• [EXERCISE DIRECTIONS]:
Repeat the lines below exactly as they appear, but leave out the images.

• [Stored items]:
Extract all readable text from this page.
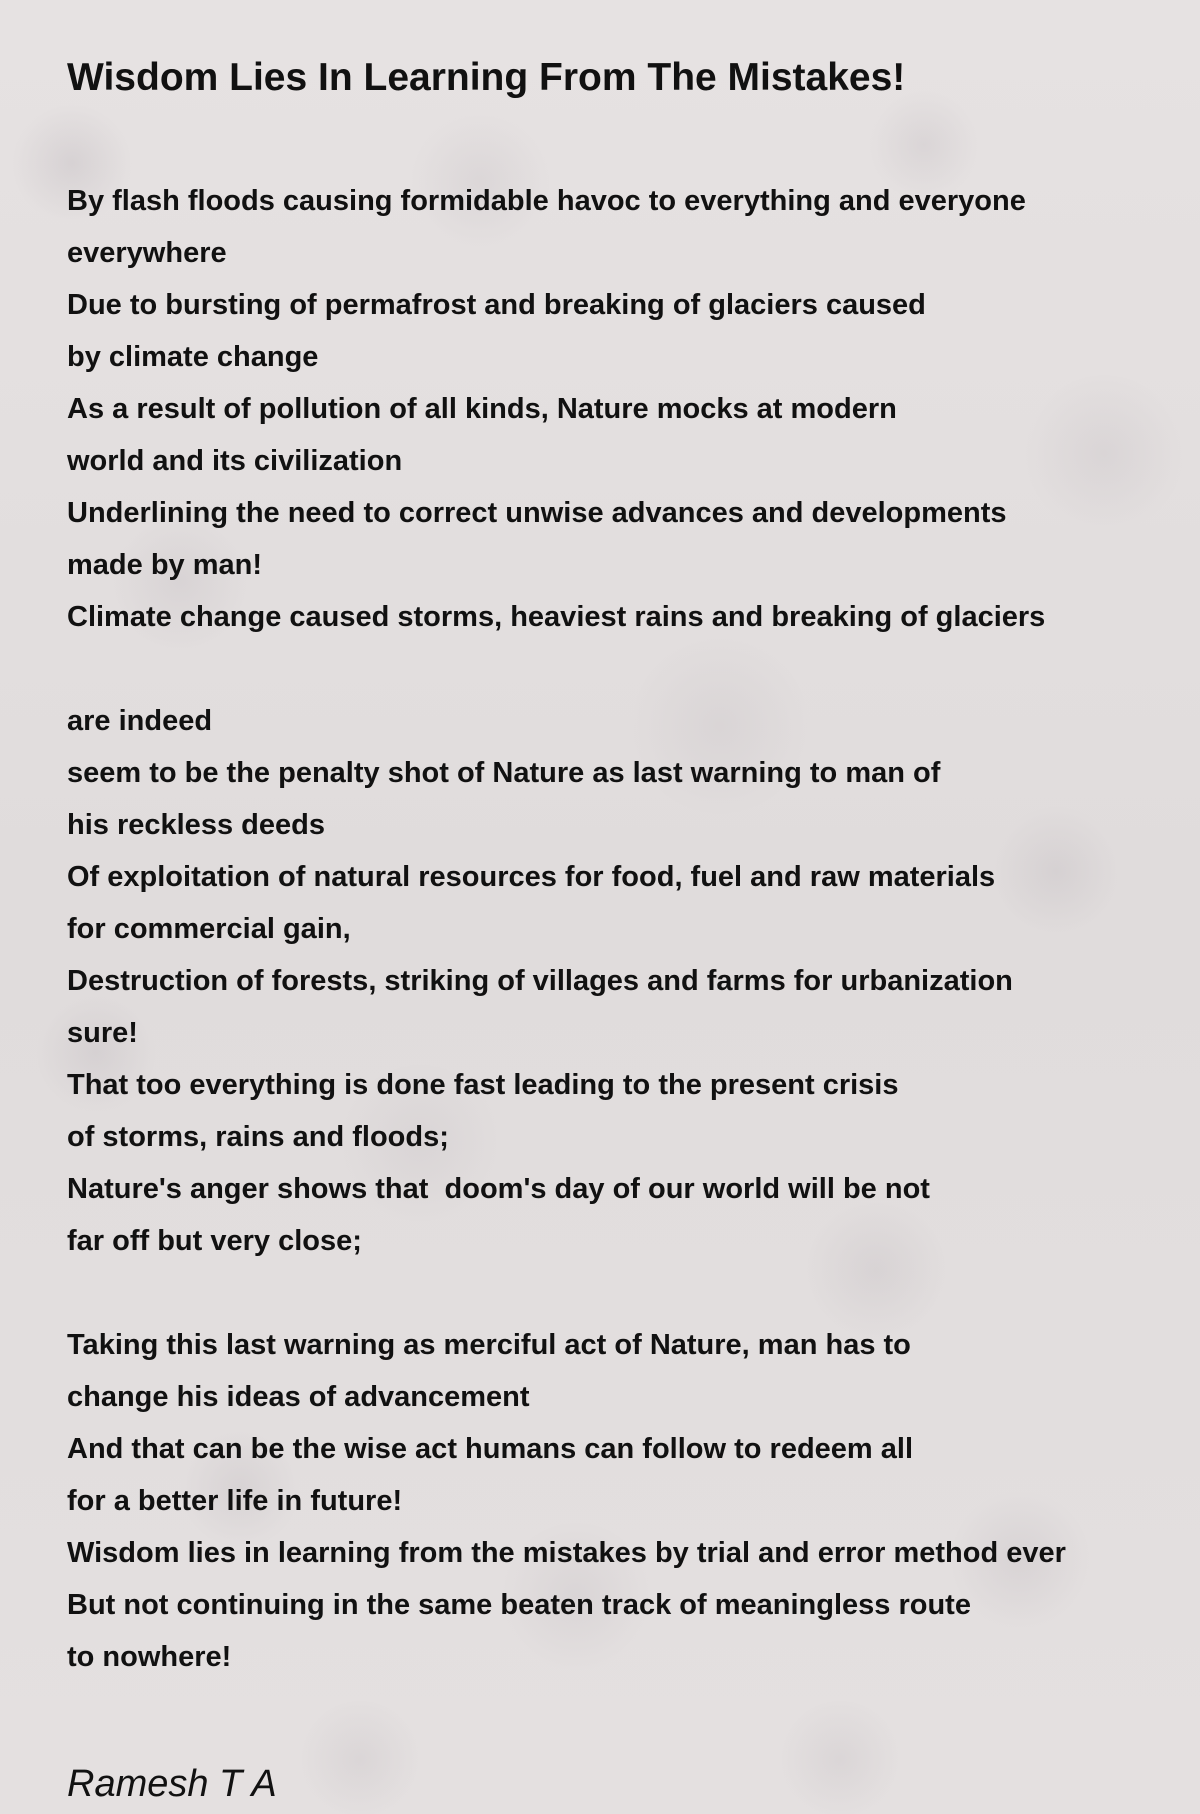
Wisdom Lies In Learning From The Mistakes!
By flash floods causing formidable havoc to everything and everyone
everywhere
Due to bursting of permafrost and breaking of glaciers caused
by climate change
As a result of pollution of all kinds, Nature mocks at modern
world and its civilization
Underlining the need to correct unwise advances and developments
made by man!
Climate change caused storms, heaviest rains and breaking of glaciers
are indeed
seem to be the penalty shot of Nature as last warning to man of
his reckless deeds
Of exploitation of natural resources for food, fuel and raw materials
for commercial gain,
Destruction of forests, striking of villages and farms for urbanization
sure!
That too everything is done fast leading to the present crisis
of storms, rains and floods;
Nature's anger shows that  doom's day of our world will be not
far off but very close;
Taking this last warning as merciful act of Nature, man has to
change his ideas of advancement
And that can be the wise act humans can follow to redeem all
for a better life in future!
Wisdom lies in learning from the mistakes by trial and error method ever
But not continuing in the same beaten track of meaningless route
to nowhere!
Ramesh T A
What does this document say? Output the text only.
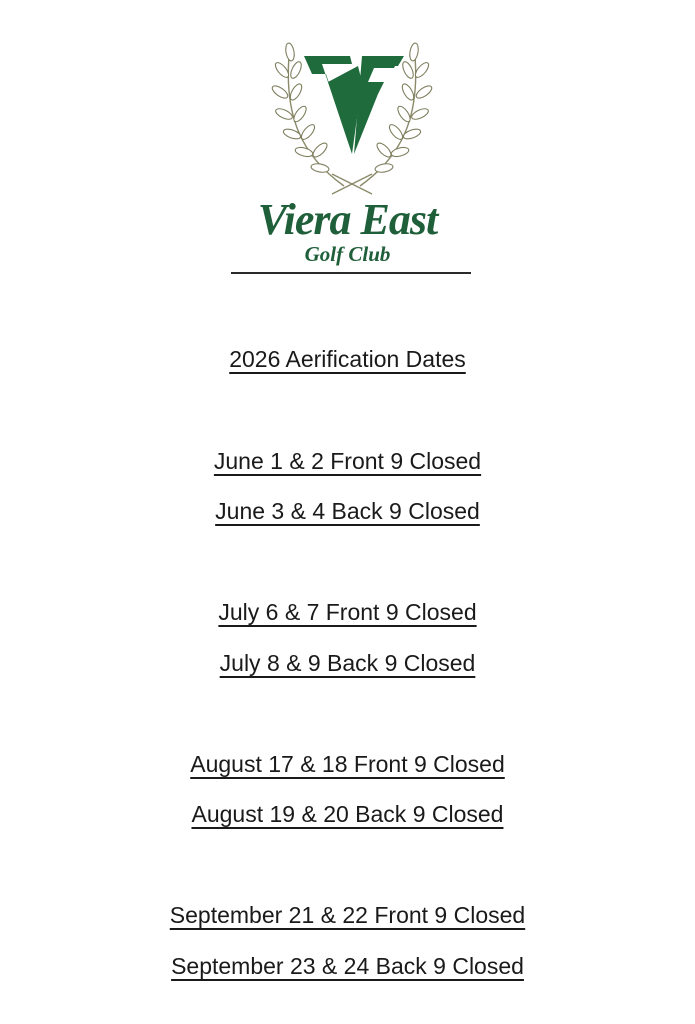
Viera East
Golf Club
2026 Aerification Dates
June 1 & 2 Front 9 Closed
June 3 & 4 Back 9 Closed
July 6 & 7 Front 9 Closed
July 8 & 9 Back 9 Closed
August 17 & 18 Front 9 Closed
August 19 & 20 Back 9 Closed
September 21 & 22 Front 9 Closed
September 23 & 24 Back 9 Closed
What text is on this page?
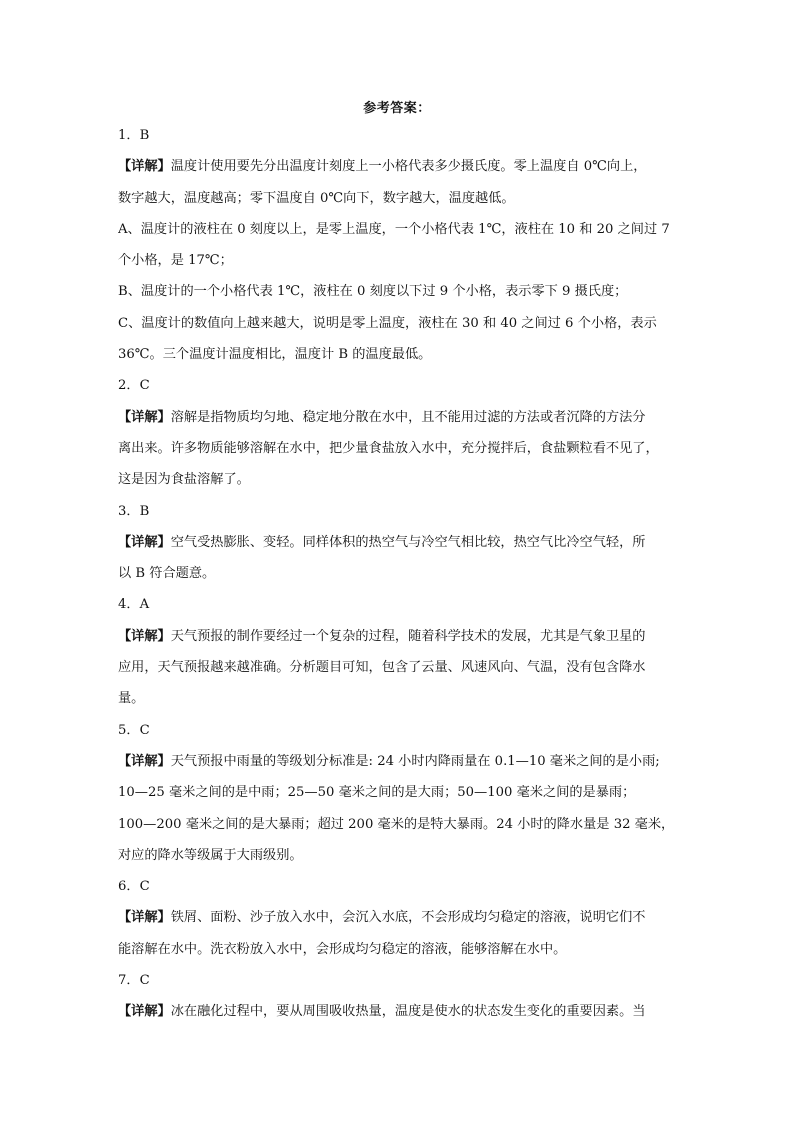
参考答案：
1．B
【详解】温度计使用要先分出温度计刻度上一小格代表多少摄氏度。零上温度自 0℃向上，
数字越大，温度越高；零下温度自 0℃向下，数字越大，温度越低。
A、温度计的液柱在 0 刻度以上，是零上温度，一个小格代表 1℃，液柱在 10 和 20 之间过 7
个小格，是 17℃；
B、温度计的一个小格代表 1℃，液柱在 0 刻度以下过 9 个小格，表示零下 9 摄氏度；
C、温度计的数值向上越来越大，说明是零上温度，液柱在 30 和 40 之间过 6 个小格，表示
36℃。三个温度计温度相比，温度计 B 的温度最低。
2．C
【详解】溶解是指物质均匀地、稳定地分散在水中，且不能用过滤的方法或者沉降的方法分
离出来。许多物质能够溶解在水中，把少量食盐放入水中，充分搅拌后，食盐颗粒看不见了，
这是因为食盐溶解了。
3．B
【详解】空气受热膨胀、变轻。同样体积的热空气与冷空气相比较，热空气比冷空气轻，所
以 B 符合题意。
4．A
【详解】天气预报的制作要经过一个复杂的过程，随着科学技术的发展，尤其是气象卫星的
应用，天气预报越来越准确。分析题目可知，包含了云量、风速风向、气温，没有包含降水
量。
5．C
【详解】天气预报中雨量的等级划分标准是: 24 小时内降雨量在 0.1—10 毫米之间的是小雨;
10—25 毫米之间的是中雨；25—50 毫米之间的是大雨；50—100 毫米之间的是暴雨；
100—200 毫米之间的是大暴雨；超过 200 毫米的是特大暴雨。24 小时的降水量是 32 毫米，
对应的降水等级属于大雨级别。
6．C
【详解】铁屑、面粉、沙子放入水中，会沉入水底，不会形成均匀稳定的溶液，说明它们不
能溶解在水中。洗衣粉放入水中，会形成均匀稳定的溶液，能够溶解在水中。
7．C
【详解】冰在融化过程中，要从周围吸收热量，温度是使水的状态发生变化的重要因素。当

• [COMPLETE ANSWER]:
Extract all readable text from this page.
Wisdom Lies In Learning From The Mistakes!
By flash floods causing formidable havoc to everything and everyone
everywhere
Due to bursting of permafrost and breaking of glaciers caused
by climate change
As a result of pollution of all kinds, Nature mocks at modern
world and its civilization
Underlining the need to correct unwise advances and developments
made by man!
Climate change caused storms, heaviest rains and breaking of glaciers
are indeed
seem to be the penalty shot of Nature as last warning to man of
his reckless deeds
Of exploitation of natural resources for food, fuel and raw materials
for commercial gain,
Destruction of forests, striking of villages and farms for urbanization
sure!
That too everything is done fast leading to the present crisis
of storms, rains and floods;
Nature's anger shows that  doom's day of our world will be not
far off but very close;
Taking this last warning as merciful act of Nature, man has to
change his ideas of advancement
And that can be the wise act humans can follow to redeem all
for a better life in future!
Wisdom lies in learning from the mistakes by trial and error method ever
But not continuing in the same beaten track of meaningless route
to nowhere!
Ramesh T A
What does this document say? Output the text only.
Viera East
Golf Club
2026 Aerification Dates
June 1 & 2 Front 9 Closed
June 3 & 4 Back 9 Closed
July 6 & 7 Front 9 Closed
July 8 & 9 Back 9 Closed
August 17 & 18 Front 9 Closed
August 19 & 20 Back 9 Closed
September 21 & 22 Front 9 Closed
September 23 & 24 Back 9 Closed
What text is on this page?
参考答案：
1．B
【详解】温度计使用要先分出温度计刻度上一小格代表多少摄氏度。零上温度自 0℃向上，
数字越大，温度越高；零下温度自 0℃向下，数字越大，温度越低。
A、温度计的液柱在 0 刻度以上，是零上温度，一个小格代表 1℃，液柱在 10 和 20 之间过 7
个小格，是 17℃；
B、温度计的一个小格代表 1℃，液柱在 0 刻度以下过 9 个小格，表示零下 9 摄氏度；
C、温度计的数值向上越来越大，说明是零上温度，液柱在 30 和 40 之间过 6 个小格，表示
36℃。三个温度计温度相比，温度计 B 的温度最低。
2．C
【详解】溶解是指物质均匀地、稳定地分散在水中，且不能用过滤的方法或者沉降的方法分
离出来。许多物质能够溶解在水中，把少量食盐放入水中，充分搅拌后，食盐颗粒看不见了，
这是因为食盐溶解了。
3．B
【详解】空气受热膨胀、变轻。同样体积的热空气与冷空气相比较，热空气比冷空气轻，所
以 B 符合题意。
4．A
【详解】天气预报的制作要经过一个复杂的过程，随着科学技术的发展，尤其是气象卫星的
应用，天气预报越来越准确。分析题目可知，包含了云量、风速风向、气温，没有包含降水
量。
5．C
【详解】天气预报中雨量的等级划分标准是: 24 小时内降雨量在 0.1—10 毫米之间的是小雨;
10—25 毫米之间的是中雨；25—50 毫米之间的是大雨；50—100 毫米之间的是暴雨；
100—200 毫米之间的是大暴雨；超过 200 毫米的是特大暴雨。24 小时的降水量是 32 毫米，
对应的降水等级属于大雨级别。
6．C
【详解】铁屑、面粉、沙子放入水中，会沉入水底，不会形成均匀稳定的溶液，说明它们不
能溶解在水中。洗衣粉放入水中，会形成均匀稳定的溶液，能够溶解在水中。
7．C
【详解】冰在融化过程中，要从周围吸收热量，温度是使水的状态发生变化的重要因素。当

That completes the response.